Directions:
Output every entry exactly as given.

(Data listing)
#####

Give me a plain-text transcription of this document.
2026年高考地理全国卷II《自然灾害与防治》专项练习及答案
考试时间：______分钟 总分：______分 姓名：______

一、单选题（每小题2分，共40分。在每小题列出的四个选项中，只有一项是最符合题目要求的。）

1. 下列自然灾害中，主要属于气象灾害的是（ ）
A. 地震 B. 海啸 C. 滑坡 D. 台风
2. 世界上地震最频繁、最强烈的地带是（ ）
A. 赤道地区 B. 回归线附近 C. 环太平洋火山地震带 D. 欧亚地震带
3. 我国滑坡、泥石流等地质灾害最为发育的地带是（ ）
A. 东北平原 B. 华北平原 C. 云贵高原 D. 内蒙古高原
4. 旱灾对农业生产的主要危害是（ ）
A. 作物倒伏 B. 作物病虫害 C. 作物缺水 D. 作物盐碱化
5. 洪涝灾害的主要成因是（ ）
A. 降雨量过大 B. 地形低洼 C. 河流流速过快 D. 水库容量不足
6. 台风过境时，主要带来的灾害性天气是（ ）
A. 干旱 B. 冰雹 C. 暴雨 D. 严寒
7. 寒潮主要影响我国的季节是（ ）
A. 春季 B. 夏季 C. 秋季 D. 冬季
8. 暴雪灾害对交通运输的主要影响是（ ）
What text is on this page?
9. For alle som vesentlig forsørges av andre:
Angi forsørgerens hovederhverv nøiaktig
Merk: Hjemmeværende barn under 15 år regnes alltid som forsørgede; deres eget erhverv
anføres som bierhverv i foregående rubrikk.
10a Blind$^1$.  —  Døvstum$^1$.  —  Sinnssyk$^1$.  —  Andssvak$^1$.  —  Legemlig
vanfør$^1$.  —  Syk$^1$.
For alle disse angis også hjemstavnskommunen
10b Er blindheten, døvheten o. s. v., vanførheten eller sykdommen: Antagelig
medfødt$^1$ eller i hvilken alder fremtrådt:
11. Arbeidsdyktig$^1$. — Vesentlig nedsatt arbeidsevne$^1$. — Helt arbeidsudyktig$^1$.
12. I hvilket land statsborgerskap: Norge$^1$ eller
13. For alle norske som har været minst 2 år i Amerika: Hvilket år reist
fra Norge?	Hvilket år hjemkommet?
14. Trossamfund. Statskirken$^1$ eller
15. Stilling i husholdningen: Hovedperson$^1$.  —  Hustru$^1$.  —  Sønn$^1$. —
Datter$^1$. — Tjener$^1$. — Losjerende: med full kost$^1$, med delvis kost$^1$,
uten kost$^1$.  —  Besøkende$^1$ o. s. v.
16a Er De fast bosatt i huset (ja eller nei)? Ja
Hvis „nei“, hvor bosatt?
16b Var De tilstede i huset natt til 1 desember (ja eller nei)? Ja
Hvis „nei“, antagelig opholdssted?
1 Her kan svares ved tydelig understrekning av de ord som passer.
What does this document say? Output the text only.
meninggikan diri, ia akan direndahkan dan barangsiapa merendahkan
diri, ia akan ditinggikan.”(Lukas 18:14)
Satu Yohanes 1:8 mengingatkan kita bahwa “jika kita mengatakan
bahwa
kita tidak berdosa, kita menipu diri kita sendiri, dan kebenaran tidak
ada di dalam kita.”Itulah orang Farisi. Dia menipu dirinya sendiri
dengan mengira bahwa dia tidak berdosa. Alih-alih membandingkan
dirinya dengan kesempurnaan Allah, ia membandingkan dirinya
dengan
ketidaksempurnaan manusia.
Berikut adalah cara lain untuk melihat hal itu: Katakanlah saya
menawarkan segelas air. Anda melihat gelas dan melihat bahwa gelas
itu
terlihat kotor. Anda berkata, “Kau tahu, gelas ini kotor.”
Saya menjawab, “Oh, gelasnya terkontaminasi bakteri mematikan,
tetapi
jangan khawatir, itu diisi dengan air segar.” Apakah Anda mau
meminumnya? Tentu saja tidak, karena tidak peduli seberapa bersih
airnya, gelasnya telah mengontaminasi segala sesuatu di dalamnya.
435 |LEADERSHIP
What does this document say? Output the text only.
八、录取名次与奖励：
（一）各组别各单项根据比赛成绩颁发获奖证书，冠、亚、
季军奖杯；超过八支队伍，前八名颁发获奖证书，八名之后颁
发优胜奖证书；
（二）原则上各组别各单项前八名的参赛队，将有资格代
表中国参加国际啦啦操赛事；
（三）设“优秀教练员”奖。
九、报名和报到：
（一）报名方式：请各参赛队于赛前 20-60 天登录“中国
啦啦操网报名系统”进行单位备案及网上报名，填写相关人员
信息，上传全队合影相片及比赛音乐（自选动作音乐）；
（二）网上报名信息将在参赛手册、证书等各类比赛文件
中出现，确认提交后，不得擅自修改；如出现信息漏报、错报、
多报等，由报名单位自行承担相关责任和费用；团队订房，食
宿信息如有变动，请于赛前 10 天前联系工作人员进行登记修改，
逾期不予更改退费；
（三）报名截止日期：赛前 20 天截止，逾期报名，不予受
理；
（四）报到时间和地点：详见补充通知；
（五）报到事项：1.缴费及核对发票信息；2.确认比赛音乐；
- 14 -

#####

Exercise output:
Give me a plain-text transcription of this document.
2026年高考地理全国卷II《自然灾害与防治》专项练习及答案
考试时间：______分钟 总分：______分 姓名：______

一、单选题（每小题2分，共40分。在每小题列出的四个选项中，只有一项是最符合题目要求的。）

1. 下列自然灾害中，主要属于气象灾害的是（ ）
A. 地震 B. 海啸 C. 滑坡 D. 台风
2. 世界上地震最频繁、最强烈的地带是（ ）
A. 赤道地区 B. 回归线附近 C. 环太平洋火山地震带 D. 欧亚地震带
3. 我国滑坡、泥石流等地质灾害最为发育的地带是（ ）
A. 东北平原 B. 华北平原 C. 云贵高原 D. 内蒙古高原
4. 旱灾对农业生产的主要危害是（ ）
A. 作物倒伏 B. 作物病虫害 C. 作物缺水 D. 作物盐碱化
5. 洪涝灾害的主要成因是（ ）
A. 降雨量过大 B. 地形低洼 C. 河流流速过快 D. 水库容量不足
6. 台风过境时，主要带来的灾害性天气是（ ）
A. 干旱 B. 冰雹 C. 暴雨 D. 严寒
7. 寒潮主要影响我国的季节是（ ）
A. 春季 B. 夏季 C. 秋季 D. 冬季
8. 暴雪灾害对交通运输的主要影响是（ ）
What text is on this page?
9. For alle som vesentlig forsørges av andre:
Angi forsørgerens hovederhverv nøiaktig
Merk: Hjemmeværende barn under 15 år regnes alltid som forsørgede; deres eget erhverv
anføres som bierhverv i foregående rubrikk.
10a Blind$^1$.  —  Døvstum$^1$.  —  Sinnssyk$^1$.  —  Andssvak$^1$.  —  Legemlig
vanfør$^1$.  —  Syk$^1$.
For alle disse angis også hjemstavnskommunen
10b Er blindheten, døvheten o. s. v., vanførheten eller sykdommen: Antagelig
medfødt$^1$ eller i hvilken alder fremtrådt:
11. Arbeidsdyktig$^1$. — Vesentlig nedsatt arbeidsevne$^1$. — Helt arbeidsudyktig$^1$.
12. I hvilket land statsborgerskap: Norge$^1$ eller
13. For alle norske som har været minst 2 år i Amerika: Hvilket år reist
fra Norge?	Hvilket år hjemkommet?
14. Trossamfund. Statskirken$^1$ eller
15. Stilling i husholdningen: Hovedperson$^1$.  —  Hustru$^1$.  —  Sønn$^1$. —
Datter$^1$. — Tjener$^1$. — Losjerende: med full kost$^1$, med delvis kost$^1$,
uten kost$^1$.  —  Besøkende$^1$ o. s. v.
16a Er De fast bosatt i huset (ja eller nei)? Ja
Hvis „nei“, hvor bosatt?
16b Var De tilstede i huset natt til 1 desember (ja eller nei)? Ja
Hvis „nei“, antagelig opholdssted?
1 Her kan svares ved tydelig understrekning av de ord som passer.
What does this document say? Output the text only.
meninggikan diri, ia akan direndahkan dan barangsiapa merendahkan
diri, ia akan ditinggikan.”(Lukas 18:14)
Satu Yohanes 1:8 mengingatkan kita bahwa “jika kita mengatakan
bahwa
kita tidak berdosa, kita menipu diri kita sendiri, dan kebenaran tidak
ada di dalam kita.”Itulah orang Farisi. Dia menipu dirinya sendiri
dengan mengira bahwa dia tidak berdosa. Alih-alih membandingkan
dirinya dengan kesempurnaan Allah, ia membandingkan dirinya
dengan
ketidaksempurnaan manusia.
Berikut adalah cara lain untuk melihat hal itu: Katakanlah saya
menawarkan segelas air. Anda melihat gelas dan melihat bahwa gelas
itu
terlihat kotor. Anda berkata, “Kau tahu, gelas ini kotor.”
Saya menjawab, “Oh, gelasnya terkontaminasi bakteri mematikan,
tetapi
jangan khawatir, itu diisi dengan air segar.” Apakah Anda mau
meminumnya? Tentu saja tidak, karena tidak peduli seberapa bersih
airnya, gelasnya telah mengontaminasi segala sesuatu di dalamnya.
435 |LEADERSHIP
What does this document say? Output the text only.
八、录取名次与奖励：
（一）各组别各单项根据比赛成绩颁发获奖证书，冠、亚、
季军奖杯；超过八支队伍，前八名颁发获奖证书，八名之后颁
发优胜奖证书；
（二）原则上各组别各单项前八名的参赛队，将有资格代
表中国参加国际啦啦操赛事；
（三）设“优秀教练员”奖。
九、报名和报到：
（一）报名方式：请各参赛队于赛前 20-60 天登录“中国
啦啦操网报名系统”进行单位备案及网上报名，填写相关人员
信息，上传全队合影相片及比赛音乐（自选动作音乐）；
（二）网上报名信息将在参赛手册、证书等各类比赛文件
中出现，确认提交后，不得擅自修改；如出现信息漏报、错报、
多报等，由报名单位自行承担相关责任和费用；团队订房，食
宿信息如有变动，请于赛前 10 天前联系工作人员进行登记修改，
逾期不予更改退费；
（三）报名截止日期：赛前 20 天截止，逾期报名，不予受
理；
（四）报到时间和地点：详见补充通知；
（五）报到事项：1.缴费及核对发票信息；2.确认比赛音乐；
- 14 -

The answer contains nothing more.